■ **WHAT IS BEING ASKED**
Which of the lines below hold "Relative"? Please return each one.

■ **SUPPLIED MATERIAL**
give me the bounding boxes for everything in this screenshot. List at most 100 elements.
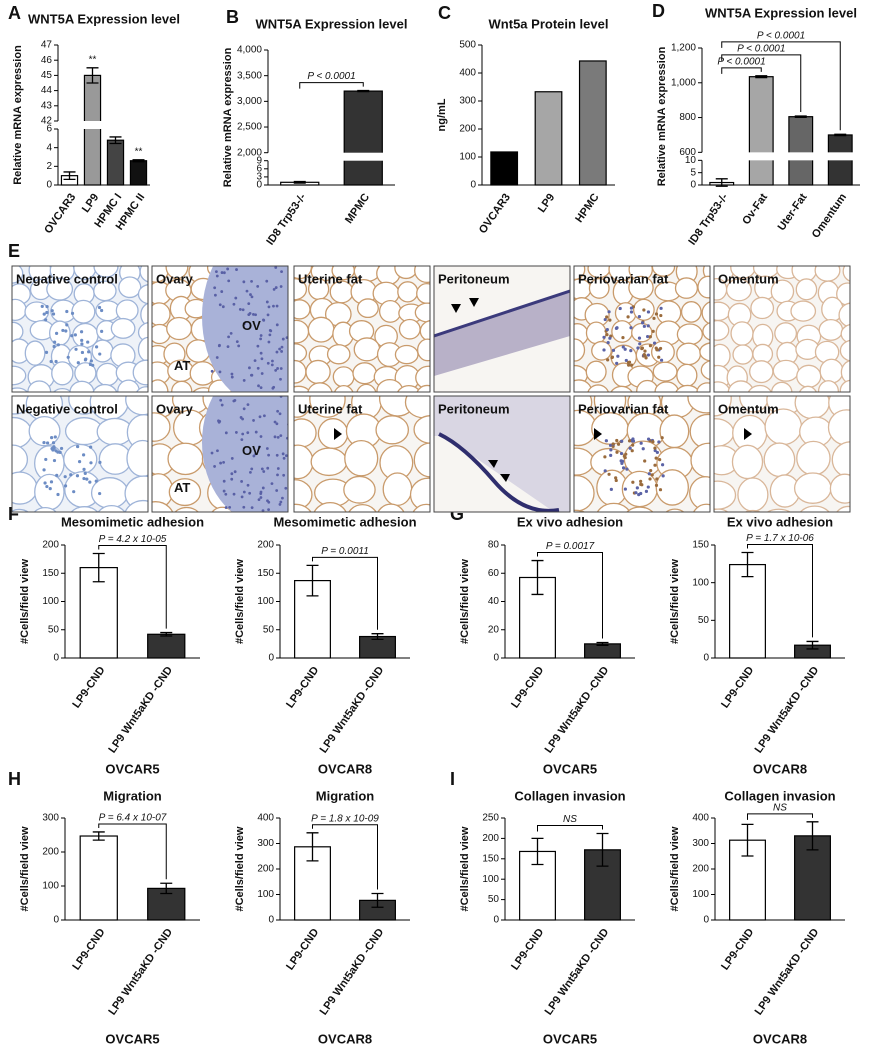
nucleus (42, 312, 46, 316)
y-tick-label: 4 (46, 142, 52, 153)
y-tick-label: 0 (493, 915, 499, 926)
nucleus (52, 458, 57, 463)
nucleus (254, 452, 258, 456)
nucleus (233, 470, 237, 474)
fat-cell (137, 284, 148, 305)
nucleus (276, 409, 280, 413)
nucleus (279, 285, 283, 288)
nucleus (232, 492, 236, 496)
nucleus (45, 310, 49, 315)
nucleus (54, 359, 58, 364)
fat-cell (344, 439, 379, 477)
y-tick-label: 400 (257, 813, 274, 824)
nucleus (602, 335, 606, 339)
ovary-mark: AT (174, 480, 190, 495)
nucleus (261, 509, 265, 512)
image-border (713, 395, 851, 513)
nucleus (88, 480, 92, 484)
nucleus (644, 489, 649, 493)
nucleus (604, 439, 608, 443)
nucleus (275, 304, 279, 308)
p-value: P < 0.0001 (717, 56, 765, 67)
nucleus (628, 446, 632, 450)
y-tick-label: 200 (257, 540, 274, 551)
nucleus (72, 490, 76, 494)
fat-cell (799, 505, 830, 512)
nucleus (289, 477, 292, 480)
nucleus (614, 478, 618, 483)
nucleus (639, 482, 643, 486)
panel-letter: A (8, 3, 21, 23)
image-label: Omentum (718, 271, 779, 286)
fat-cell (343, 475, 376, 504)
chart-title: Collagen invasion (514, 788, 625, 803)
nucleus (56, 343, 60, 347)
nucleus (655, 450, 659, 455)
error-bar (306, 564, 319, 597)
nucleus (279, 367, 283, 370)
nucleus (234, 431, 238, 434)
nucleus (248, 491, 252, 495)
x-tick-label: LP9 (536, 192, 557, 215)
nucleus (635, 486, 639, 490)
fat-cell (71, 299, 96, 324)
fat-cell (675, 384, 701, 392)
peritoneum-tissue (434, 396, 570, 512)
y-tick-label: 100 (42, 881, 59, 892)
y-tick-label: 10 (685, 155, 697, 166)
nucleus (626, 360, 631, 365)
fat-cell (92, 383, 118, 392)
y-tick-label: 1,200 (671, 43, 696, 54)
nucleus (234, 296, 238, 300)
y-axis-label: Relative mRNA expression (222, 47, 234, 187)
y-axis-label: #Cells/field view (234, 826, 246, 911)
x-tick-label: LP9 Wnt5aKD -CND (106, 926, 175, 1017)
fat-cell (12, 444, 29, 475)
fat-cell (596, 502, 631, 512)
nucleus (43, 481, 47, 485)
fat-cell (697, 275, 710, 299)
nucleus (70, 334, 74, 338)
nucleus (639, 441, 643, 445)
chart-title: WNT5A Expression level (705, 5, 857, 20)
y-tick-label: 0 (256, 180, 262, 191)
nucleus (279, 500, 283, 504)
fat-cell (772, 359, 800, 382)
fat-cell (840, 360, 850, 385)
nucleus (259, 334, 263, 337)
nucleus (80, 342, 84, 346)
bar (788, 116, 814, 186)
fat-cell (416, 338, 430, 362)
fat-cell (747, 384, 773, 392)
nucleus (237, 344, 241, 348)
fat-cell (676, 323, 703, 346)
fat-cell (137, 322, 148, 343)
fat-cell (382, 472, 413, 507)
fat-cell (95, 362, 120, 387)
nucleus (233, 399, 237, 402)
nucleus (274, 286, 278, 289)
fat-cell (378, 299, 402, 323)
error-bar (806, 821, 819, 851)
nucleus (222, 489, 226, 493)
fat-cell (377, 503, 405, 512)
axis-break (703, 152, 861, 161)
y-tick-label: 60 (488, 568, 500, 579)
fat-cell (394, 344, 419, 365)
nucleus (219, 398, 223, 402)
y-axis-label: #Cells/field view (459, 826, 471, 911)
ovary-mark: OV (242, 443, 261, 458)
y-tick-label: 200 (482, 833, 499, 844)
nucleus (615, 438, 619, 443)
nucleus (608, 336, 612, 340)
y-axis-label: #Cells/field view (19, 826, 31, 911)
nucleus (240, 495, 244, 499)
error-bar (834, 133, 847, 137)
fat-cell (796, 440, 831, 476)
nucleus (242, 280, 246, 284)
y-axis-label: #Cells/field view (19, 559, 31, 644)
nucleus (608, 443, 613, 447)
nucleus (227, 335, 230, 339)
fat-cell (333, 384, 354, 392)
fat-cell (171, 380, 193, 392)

--

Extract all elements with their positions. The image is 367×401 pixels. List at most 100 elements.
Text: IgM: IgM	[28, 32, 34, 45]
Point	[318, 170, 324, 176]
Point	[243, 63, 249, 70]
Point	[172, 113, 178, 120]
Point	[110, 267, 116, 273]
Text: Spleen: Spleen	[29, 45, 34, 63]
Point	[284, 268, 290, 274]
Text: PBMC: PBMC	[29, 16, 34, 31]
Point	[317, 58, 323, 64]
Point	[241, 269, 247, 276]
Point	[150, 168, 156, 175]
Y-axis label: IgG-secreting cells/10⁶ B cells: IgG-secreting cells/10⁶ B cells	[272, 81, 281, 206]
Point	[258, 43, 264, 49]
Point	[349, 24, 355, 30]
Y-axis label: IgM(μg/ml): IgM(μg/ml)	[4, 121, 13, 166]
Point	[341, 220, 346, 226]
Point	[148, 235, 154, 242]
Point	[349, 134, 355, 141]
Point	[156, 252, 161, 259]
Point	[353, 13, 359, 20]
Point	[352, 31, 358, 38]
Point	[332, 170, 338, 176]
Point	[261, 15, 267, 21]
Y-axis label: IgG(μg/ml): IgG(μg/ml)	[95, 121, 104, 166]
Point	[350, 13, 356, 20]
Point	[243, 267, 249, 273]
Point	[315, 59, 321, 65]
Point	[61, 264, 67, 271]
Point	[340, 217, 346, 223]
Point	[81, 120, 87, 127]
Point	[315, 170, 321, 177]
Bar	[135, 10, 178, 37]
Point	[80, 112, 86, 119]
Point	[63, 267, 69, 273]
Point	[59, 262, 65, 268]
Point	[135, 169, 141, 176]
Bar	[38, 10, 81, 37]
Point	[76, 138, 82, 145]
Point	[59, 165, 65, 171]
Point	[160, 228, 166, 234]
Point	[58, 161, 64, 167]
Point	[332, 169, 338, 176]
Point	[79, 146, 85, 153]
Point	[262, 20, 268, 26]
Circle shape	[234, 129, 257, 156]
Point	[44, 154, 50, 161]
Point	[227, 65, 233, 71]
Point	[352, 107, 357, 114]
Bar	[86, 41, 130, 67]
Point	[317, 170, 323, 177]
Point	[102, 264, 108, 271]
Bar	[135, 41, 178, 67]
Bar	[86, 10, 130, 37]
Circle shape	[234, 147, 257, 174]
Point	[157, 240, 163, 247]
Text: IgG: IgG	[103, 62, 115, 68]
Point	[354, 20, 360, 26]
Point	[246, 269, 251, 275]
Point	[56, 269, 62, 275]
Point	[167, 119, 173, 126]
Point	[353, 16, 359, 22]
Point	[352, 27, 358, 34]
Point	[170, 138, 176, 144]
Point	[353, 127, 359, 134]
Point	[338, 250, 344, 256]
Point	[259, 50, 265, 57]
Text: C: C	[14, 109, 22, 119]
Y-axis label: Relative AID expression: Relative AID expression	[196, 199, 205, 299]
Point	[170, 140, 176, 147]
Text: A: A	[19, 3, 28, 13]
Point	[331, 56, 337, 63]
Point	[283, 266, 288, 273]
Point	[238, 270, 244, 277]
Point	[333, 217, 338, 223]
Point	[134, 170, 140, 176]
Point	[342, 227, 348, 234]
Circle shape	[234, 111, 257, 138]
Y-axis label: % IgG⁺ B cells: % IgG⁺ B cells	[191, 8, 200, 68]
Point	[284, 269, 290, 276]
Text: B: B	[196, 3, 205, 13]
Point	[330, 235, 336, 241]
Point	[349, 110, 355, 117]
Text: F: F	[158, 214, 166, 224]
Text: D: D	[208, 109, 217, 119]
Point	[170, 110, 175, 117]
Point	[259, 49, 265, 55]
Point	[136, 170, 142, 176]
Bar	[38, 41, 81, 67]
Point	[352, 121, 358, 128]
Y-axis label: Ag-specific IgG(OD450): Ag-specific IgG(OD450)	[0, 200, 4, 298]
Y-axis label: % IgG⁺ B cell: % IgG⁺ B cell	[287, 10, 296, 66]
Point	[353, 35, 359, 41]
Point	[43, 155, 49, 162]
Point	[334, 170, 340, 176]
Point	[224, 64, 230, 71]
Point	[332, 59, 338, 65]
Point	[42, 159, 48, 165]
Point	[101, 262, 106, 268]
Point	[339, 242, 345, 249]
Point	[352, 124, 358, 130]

■ **EXERCISE SOLUTION**
y-axis-label: Relative mRNA expression (222, 47, 234, 187)
Y-axis label: Relative AID expression: Relative AID expression	[196, 199, 205, 299]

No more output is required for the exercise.